## TASK BRIEF
Copy the lines verbatim, starting at the line that contains "Output each element" and ending at the line that contains "placeholder-title-bar [919, 66, 943, 73]".
DATASET ROWS start
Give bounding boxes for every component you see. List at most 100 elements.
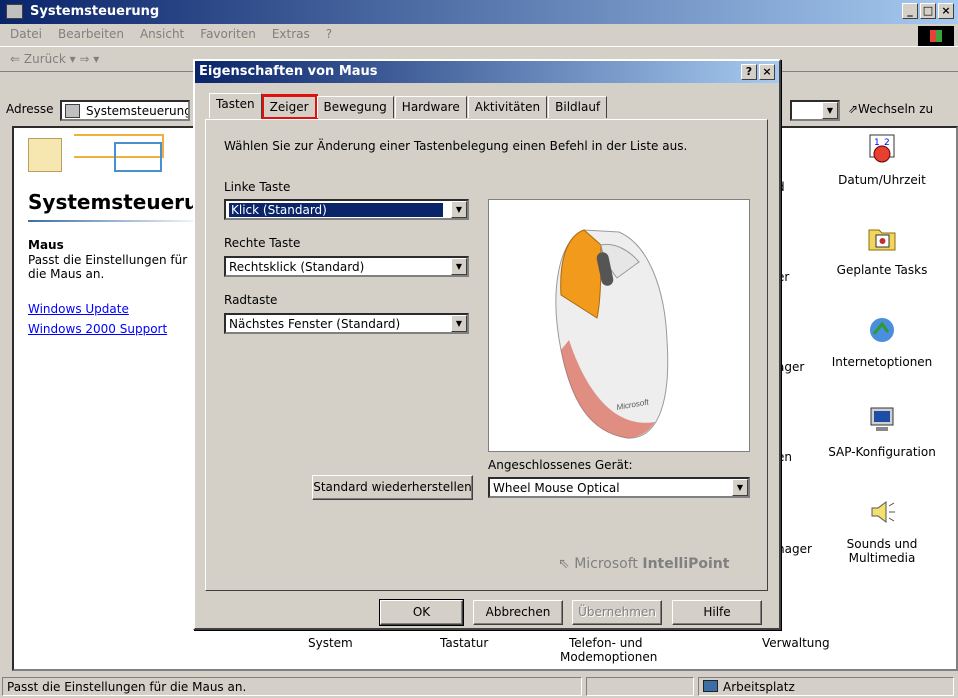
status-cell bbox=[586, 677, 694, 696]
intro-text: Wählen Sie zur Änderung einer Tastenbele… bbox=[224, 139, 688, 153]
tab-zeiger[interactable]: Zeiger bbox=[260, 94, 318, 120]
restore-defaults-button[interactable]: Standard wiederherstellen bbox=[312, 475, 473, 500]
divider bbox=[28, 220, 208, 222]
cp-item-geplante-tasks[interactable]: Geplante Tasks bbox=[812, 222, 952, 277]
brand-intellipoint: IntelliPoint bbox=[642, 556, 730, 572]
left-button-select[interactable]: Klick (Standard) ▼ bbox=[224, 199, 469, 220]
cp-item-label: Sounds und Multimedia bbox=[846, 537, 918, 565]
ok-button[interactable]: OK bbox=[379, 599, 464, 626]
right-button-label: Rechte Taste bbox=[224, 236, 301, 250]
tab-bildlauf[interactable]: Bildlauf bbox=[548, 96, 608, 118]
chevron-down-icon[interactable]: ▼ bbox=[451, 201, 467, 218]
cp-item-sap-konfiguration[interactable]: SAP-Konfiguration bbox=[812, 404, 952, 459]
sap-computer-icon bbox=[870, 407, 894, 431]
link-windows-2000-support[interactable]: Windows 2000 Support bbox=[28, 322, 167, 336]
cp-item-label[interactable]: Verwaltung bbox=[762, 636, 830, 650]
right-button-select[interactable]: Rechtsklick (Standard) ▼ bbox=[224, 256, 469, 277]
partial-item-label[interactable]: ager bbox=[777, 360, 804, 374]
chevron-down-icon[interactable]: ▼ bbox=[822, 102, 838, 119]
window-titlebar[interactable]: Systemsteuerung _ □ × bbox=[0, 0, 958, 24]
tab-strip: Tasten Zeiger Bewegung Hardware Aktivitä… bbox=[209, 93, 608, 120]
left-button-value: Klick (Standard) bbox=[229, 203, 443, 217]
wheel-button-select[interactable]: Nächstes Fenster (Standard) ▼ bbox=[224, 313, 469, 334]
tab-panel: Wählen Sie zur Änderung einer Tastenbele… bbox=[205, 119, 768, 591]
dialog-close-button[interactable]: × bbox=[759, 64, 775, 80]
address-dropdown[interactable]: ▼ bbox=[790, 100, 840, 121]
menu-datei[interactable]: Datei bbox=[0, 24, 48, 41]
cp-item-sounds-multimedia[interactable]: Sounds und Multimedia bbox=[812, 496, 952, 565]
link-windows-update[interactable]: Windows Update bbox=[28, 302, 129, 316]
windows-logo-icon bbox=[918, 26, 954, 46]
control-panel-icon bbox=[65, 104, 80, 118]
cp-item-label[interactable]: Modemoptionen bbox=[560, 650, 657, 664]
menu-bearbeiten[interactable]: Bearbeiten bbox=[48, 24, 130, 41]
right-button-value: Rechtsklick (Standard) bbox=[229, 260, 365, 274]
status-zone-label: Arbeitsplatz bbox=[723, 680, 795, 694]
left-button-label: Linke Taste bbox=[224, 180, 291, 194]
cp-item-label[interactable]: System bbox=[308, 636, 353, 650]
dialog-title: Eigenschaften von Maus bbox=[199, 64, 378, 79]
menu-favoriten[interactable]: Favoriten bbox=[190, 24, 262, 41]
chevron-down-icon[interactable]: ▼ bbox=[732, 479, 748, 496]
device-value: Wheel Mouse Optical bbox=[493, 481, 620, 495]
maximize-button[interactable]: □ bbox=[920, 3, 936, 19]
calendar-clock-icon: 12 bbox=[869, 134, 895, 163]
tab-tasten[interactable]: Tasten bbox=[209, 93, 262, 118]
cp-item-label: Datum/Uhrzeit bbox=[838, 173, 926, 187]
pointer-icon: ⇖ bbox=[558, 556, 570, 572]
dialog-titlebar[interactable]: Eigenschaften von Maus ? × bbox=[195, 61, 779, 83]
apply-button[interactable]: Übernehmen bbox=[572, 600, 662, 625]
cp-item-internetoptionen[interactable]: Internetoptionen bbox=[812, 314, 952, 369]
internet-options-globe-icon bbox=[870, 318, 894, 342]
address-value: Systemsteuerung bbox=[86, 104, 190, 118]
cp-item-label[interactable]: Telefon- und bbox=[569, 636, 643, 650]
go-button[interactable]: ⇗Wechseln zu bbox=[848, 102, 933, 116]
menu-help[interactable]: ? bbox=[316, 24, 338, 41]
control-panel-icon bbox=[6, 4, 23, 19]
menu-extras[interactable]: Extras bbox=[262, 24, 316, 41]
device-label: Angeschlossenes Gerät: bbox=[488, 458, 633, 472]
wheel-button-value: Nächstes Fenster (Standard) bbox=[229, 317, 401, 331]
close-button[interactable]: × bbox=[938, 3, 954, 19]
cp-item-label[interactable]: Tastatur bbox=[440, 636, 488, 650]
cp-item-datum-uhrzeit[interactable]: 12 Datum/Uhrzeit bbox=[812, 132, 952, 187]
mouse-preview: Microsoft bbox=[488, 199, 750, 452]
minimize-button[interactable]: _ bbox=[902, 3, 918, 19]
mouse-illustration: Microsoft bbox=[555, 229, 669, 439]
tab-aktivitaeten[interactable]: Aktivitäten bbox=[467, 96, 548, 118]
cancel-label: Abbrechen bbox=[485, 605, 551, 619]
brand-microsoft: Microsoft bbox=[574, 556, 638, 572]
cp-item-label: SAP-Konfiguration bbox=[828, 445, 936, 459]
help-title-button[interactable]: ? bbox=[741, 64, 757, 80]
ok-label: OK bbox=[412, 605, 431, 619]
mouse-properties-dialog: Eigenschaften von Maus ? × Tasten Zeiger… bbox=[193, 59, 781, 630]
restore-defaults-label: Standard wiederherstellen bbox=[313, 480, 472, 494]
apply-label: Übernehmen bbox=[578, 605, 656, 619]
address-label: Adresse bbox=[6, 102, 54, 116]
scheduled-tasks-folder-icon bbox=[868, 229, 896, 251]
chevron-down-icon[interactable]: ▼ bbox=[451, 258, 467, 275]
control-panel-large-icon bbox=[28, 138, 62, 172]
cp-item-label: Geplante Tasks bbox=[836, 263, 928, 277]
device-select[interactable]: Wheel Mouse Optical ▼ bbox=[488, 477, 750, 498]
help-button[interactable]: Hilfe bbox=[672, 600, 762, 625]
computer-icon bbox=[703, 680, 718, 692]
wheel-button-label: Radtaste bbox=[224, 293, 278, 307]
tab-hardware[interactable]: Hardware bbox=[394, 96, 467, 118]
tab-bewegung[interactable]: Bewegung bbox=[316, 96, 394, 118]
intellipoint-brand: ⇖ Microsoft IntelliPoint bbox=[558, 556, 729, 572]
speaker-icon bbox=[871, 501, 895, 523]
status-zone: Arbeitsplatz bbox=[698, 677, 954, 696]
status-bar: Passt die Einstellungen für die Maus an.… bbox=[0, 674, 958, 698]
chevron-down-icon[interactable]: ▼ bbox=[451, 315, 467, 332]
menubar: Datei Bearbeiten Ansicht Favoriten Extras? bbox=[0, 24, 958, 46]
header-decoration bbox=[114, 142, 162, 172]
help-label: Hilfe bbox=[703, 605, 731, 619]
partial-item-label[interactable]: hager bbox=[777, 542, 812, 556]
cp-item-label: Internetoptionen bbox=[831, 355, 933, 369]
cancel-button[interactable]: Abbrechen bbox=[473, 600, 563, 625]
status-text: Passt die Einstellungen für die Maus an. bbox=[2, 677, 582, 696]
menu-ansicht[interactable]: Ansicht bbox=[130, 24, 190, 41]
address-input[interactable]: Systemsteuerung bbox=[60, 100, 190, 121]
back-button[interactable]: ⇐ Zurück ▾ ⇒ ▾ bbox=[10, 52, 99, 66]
DATASET ROWS end
DATASET ROWS start
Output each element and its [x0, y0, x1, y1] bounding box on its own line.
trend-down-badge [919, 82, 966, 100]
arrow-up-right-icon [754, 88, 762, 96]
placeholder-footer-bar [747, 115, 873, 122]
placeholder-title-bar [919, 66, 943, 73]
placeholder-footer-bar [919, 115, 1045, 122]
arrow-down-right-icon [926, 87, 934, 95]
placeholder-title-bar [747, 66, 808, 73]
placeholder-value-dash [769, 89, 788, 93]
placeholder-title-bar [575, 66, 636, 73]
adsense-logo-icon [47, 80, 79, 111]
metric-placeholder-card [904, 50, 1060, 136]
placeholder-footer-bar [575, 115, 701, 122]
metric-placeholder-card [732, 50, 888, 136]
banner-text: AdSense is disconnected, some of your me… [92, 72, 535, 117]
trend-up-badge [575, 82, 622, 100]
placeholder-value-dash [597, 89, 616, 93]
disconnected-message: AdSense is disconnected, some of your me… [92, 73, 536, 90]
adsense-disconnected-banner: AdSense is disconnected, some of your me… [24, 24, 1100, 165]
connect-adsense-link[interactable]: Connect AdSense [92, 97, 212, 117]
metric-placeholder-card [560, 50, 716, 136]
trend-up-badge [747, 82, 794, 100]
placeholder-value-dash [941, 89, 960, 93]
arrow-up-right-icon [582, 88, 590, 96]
DATASET ROWS end
DATASET ROWS start
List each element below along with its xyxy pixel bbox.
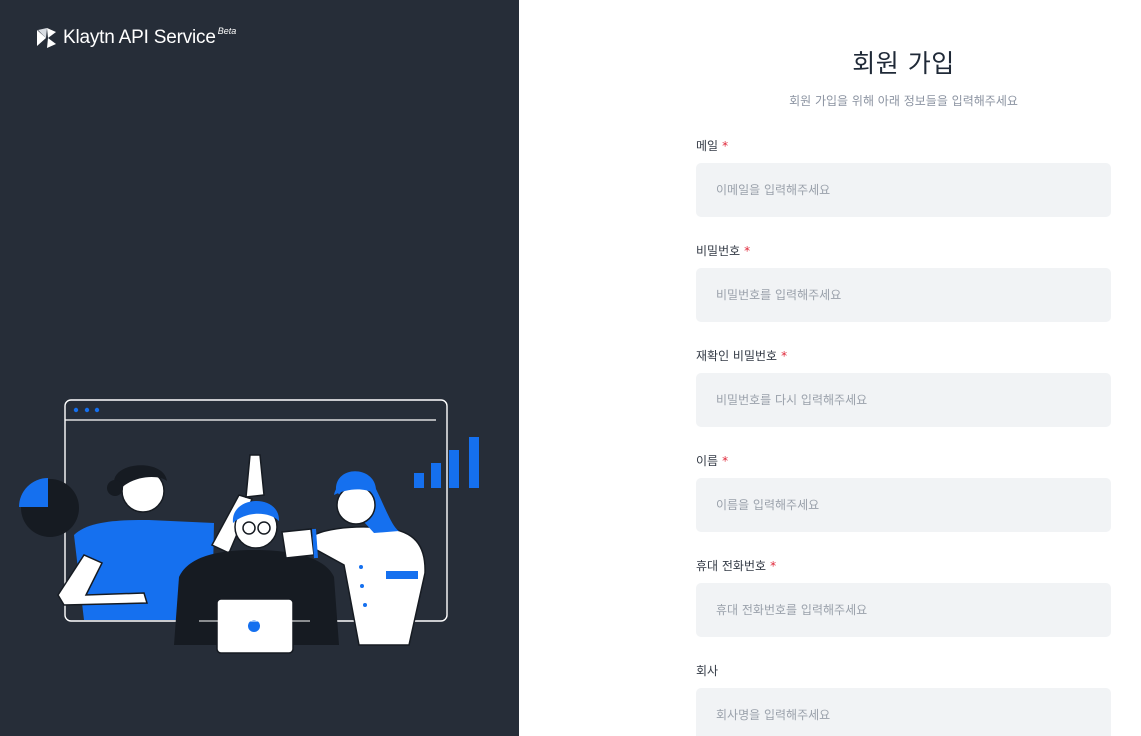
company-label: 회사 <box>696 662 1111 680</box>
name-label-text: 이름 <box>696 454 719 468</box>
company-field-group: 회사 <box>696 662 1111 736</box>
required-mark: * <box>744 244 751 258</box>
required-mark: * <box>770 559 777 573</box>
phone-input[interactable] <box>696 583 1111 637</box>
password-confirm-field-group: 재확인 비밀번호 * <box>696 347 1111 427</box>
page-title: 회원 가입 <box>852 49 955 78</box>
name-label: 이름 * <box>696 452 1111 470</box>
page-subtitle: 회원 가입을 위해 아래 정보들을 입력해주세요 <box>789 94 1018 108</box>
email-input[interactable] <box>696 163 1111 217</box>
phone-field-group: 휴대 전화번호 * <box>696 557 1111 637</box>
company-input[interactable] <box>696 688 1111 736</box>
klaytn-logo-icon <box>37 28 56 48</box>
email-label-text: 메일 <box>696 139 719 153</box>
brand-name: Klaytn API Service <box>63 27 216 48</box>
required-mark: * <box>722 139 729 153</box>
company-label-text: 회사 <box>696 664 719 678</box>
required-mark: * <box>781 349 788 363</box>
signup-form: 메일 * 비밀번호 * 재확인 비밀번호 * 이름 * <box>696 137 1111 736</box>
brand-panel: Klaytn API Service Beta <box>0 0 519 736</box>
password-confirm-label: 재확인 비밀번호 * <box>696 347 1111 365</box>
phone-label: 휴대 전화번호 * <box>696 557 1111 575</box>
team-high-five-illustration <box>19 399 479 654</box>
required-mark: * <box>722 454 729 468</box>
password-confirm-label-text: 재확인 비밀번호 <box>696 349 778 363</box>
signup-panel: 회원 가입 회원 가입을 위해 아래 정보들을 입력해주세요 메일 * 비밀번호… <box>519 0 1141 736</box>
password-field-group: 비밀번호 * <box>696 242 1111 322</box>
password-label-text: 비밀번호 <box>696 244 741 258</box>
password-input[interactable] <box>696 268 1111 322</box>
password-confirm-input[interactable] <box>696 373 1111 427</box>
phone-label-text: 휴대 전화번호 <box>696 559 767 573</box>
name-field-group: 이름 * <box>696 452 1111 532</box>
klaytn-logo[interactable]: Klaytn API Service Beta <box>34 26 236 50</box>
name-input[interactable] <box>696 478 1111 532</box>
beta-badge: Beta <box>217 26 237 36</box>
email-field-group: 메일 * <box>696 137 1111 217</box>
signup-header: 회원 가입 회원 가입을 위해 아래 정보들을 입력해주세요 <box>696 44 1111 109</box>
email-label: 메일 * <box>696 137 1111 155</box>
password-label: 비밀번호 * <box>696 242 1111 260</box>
DATASET ROWS end
## RESULT
Output each element and its [x0, y0, x1, y1] bounding box on its own line.
trend-down-badge [919, 82, 966, 100]
arrow-up-right-icon [754, 88, 762, 96]
placeholder-footer-bar [747, 115, 873, 122]
placeholder-title-bar [919, 66, 943, 73]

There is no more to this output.